__Exercise brief__. Only lines with the string "sisältää" matter here; gather them from the material below.

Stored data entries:

(begin)

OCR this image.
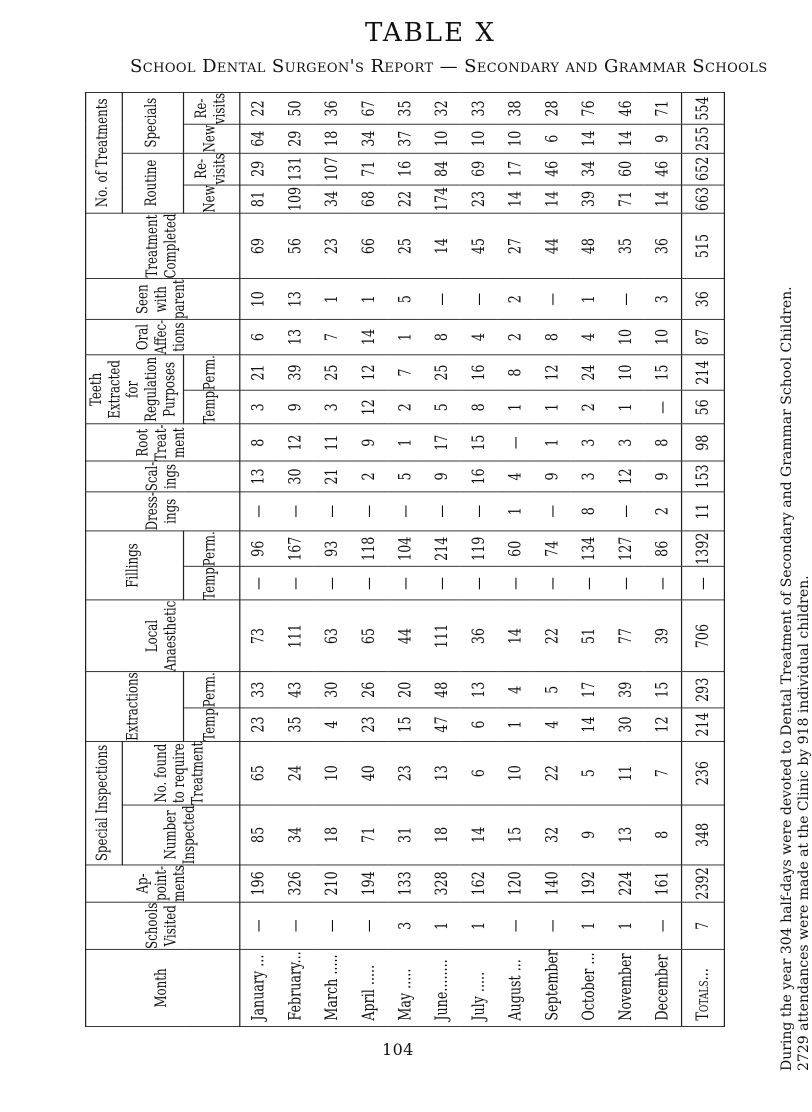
TABLE X
School Dental Surgeon's Report — Secondary and Grammar Schools
Month	Schools Visited	Ap-point-ments	Special Inspections		Extractions		Local Anaesthetic	Fillings		Dress-ings	Scal-ings	Root Treat-ment	Teeth Extracted for Regulation Purposes		Oral Affec-tions	Seen with parent	Treatment Completed	No. of Treatments			
			Number Inspected	No. found to require Treatment														Routine		Specials	
					Temp	Perm.		Temp	Perm.				Temp	Perm.				New	Re-visits	New	Re-visits
January ...	—	196	85	65	23	33	73	—	96	—	13	8	3	21	6	10	69	81	29	64	22
February...	—	326	34	24	35	43	111	—	167	—	30	12	9	39	13	13	56	109	131	29	50
March .....	—	210	18	10	4	30	63	—	93	—	21	11	3	25	7	1	23	34	107	18	36
April .....	—	194	71	40	23	26	65	—	118	—	2	9	12	12	14	1	66	68	71	34	67
May .....	3	133	31	23	15	20	44	—	104	—	5	1	2	7	1	5	25	22	16	37	35
June........	1	328	18	13	47	48	111	—	214	—	9	17	5	25	8	—	14	174	84	10	32
July .....	1	162	14	6	6	13	36	—	119	—	16	15	8	16	4	—	45	23	69	10	33
August ...	—	120	15	10	1	4	14	—	60	1	4	—	1	8	2	2	27	14	17	10	38
September	—	140	32	22	4	5	22	—	74	—	9	1	1	12	8	—	44	14	46	6	28
October ...	1	192	9	5	14	17	51	—	134	8	3	3	2	24	4	1	48	39	34	14	76
November	1	224	13	11	30	39	77	—	127	—	12	3	1	10	10	—	35	71	60	14	46
December	—	161	8	7	12	15	39	—	86	2	9	8	—	15	10	3	36	14	46	9	71
Totals...	7	2392	348	236	214	293	706	—	1392	11	153	98	56	214	87	36	515	663	652	255	554
During the year 304 half-days were devoted to Dental Treatment of Secondary and Grammar School Children. 2729 attendances were made at the Clinic by 918 individual children.
104
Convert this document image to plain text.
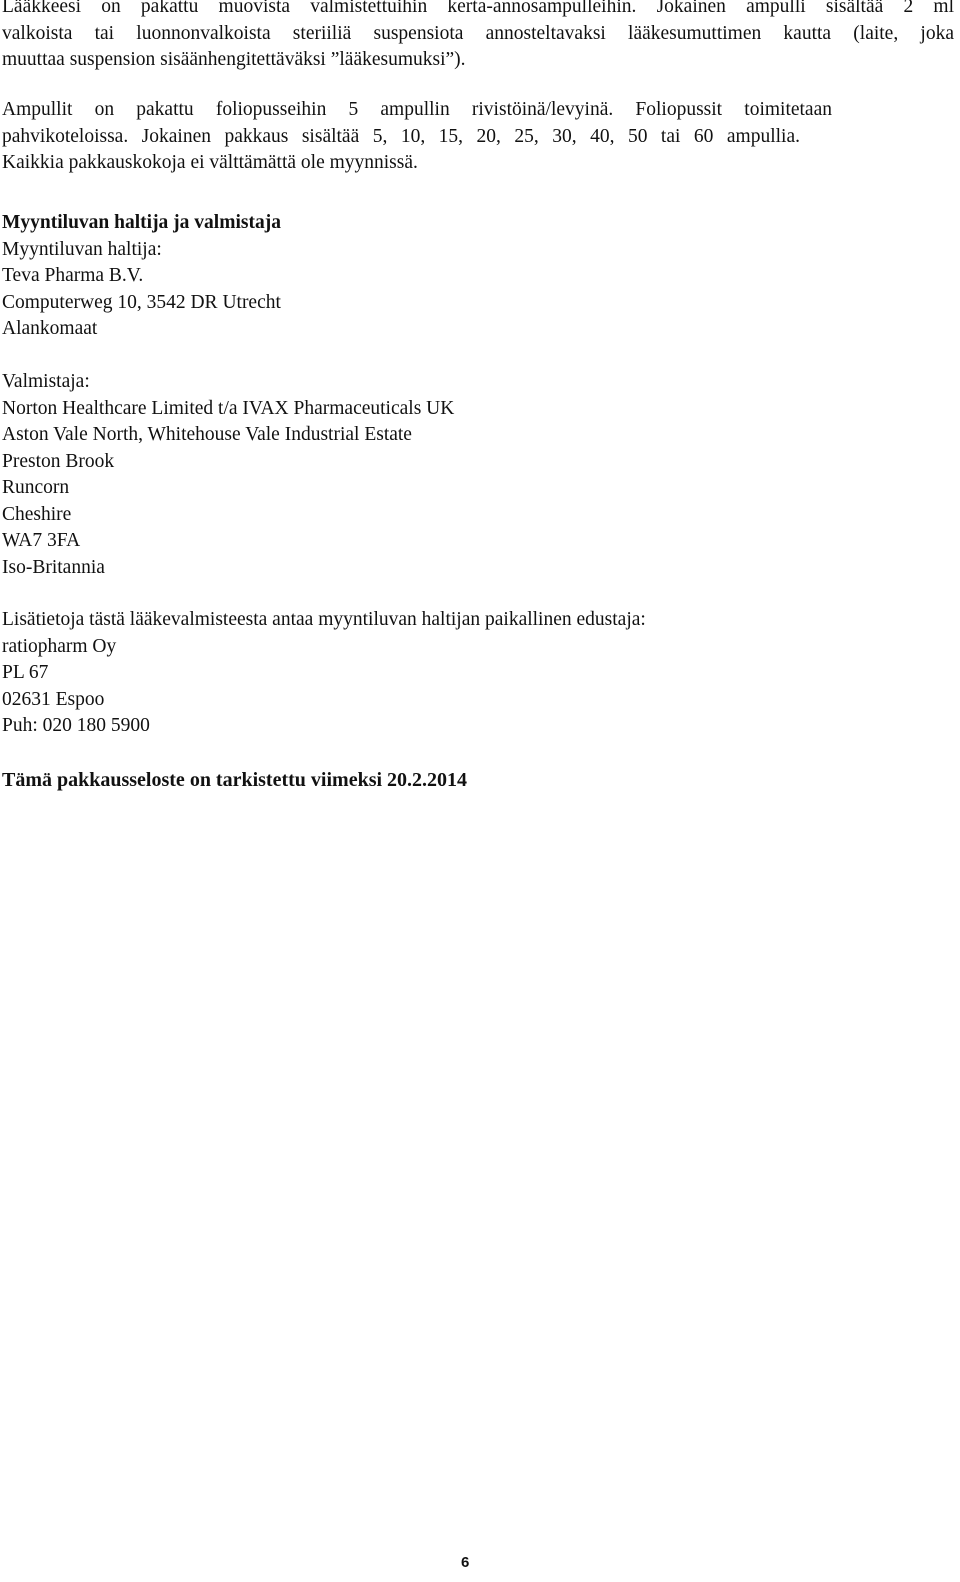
Lääkkeesi on pakattu muovista valmistettuihin kerta-annosampulleihin. Jokainen ampulli sisältää 2 ml
valkoista tai luonnonvalkoista steriiliä suspensiota annosteltavaksi lääkesumuttimen kautta (laite, joka
muuttaa suspension sisäänhengitettäväksi ”lääkesumuksi”).

Ampullit on pakattu foliopusseihin 5 ampullin rivistöinä/levyinä. Foliopussit toimitetaan
pahvikoteloissa. Jokainen pakkaus sisältää 5, 10, 15, 20, 25, 30, 40, 50 tai 60 ampullia.
Kaikkia pakkauskokoja ei välttämättä ole myynnissä.

Myyntiluvan haltija ja valmistaja
Myyntiluvan haltija:
Teva Pharma B.V.
Computerweg 10, 3542 DR Utrecht
Alankomaat

Valmistaja:
Norton Healthcare Limited t/a IVAX Pharmaceuticals UK
Aston Vale North, Whitehouse Vale Industrial Estate
Preston Brook
Runcorn
Cheshire
WA7 3FA
Iso-Britannia

Lisätietoja tästä lääkevalmisteesta antaa myyntiluvan haltijan paikallinen edustaja:
ratiopharm Oy
PL 67
02631 Espoo
Puh: 020 180 5900

Tämä pakkausseloste on tarkistettu viimeksi 20.2.2014

6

(end)

__Final answer__.
Lääkkeesi on pakattu muovista valmistettuihin kerta-annosampulleihin. Jokainen ampulli sisältää 2 ml
pahvikoteloissa. Jokainen pakkaus sisältää 5, 10, 15, 20, 25, 30, 40, 50 tai 60 ampullia.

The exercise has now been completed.